Dataset items
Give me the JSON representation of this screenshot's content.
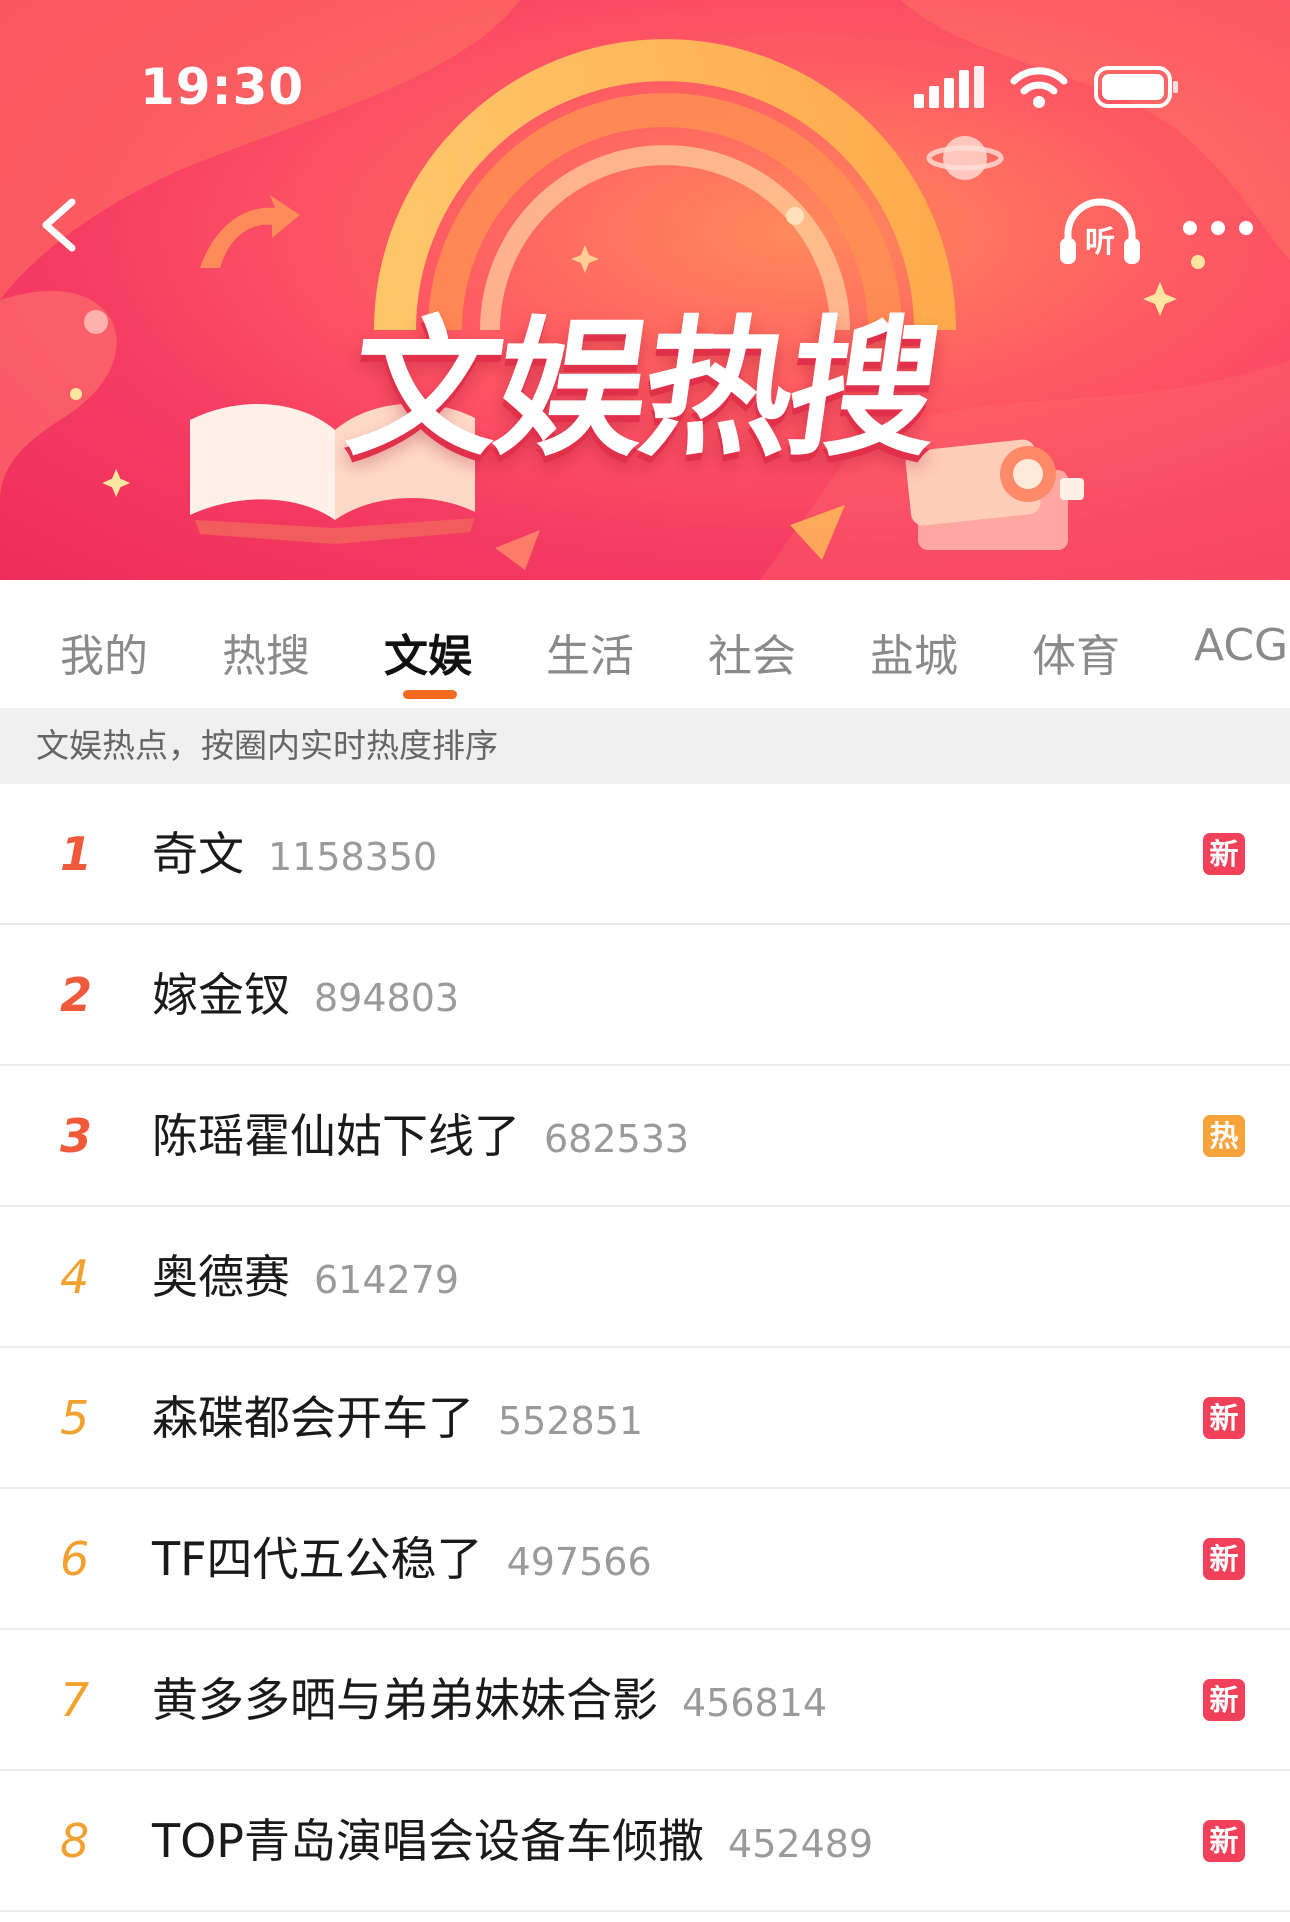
{
  "status_bar": {
    "time": "19:30"
  },
  "header": {
    "title": "文娱热搜",
    "listen_label": "听"
  },
  "tabs": [
    {
      "label": "我的"
    },
    {
      "label": "热搜"
    },
    {
      "label": "文娱",
      "active": true
    },
    {
      "label": "生活"
    },
    {
      "label": "社会"
    },
    {
      "label": "盐城"
    },
    {
      "label": "体育"
    },
    {
      "label": "ACG"
    }
  ],
  "subheader": {
    "text": "文娱热点，按圈内实时热度排序"
  },
  "items": [
    {
      "rank": "1",
      "title": "奇文",
      "count": "1158350",
      "badge": "新"
    },
    {
      "rank": "2",
      "title": "嫁金钗",
      "count": "894803",
      "badge": ""
    },
    {
      "rank": "3",
      "title": "陈瑶霍仙姑下线了",
      "count": "682533",
      "badge": "热"
    },
    {
      "rank": "4",
      "title": "奥德赛",
      "count": "614279",
      "badge": ""
    },
    {
      "rank": "5",
      "title": "森碟都会开车了",
      "count": "552851",
      "badge": "新"
    },
    {
      "rank": "6",
      "title": "TF四代五公稳了",
      "count": "497566",
      "badge": "新"
    },
    {
      "rank": "7",
      "title": "黄多多晒与弟弟妹妹合影",
      "count": "456814",
      "badge": "新"
    },
    {
      "rank": "8",
      "title": "TOP青岛演唱会设备车倾撒",
      "count": "452489",
      "badge": "新"
    }
  ],
  "colors": {
    "accent": "#f26b21",
    "rank_top": "#f05a3a",
    "rank_other": "#f2a12e",
    "badge_new": "#f0405a",
    "badge_hot": "#f7a23a"
  },
  "icons": [
    "back-arrow-icon",
    "headphones-icon",
    "more-dots-icon",
    "signal-icon",
    "wifi-icon",
    "battery-icon"
  ]
}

[Problem description]: All of the data above should be transcribed verbatim, with pictures omitted.

[Answer]:
Give me the JSON representation of this screenshot's content.
{
  "status_bar": {
    "time": "19:30"
  },
  "header": {
    "title": "文娱热搜",
    "listen_label": "听"
  },
  "tabs": [
    {
      "label": "我的"
    },
    {
      "label": "热搜"
    },
    {
      "label": "文娱",
      "active": true
    },
    {
      "label": "生活"
    },
    {
      "label": "社会"
    },
    {
      "label": "盐城"
    },
    {
      "label": "体育"
    },
    {
      "label": "ACG"
    }
  ],
  "subheader": {
    "text": "文娱热点，按圈内实时热度排序"
  },
  "items": [
    {
      "rank": "1",
      "title": "奇文",
      "count": "1158350",
      "badge": "新"
    },
    {
      "rank": "2",
      "title": "嫁金钗",
      "count": "894803",
      "badge": ""
    },
    {
      "rank": "3",
      "title": "陈瑶霍仙姑下线了",
      "count": "682533",
      "badge": "热"
    },
    {
      "rank": "4",
      "title": "奥德赛",
      "count": "614279",
      "badge": ""
    },
    {
      "rank": "5",
      "title": "森碟都会开车了",
      "count": "552851",
      "badge": "新"
    },
    {
      "rank": "6",
      "title": "TF四代五公稳了",
      "count": "497566",
      "badge": "新"
    },
    {
      "rank": "7",
      "title": "黄多多晒与弟弟妹妹合影",
      "count": "456814",
      "badge": "新"
    },
    {
      "rank": "8",
      "title": "TOP青岛演唱会设备车倾撒",
      "count": "452489",
      "badge": "新"
    }
  ],
  "colors": {
    "accent": "#f26b21",
    "rank_top": "#f05a3a",
    "rank_other": "#f2a12e",
    "badge_new": "#f0405a",
    "badge_hot": "#f7a23a"
  },
  "icons": [
    "back-arrow-icon",
    "headphones-icon",
    "more-dots-icon",
    "signal-icon",
    "wifi-icon",
    "battery-icon"
  ]
}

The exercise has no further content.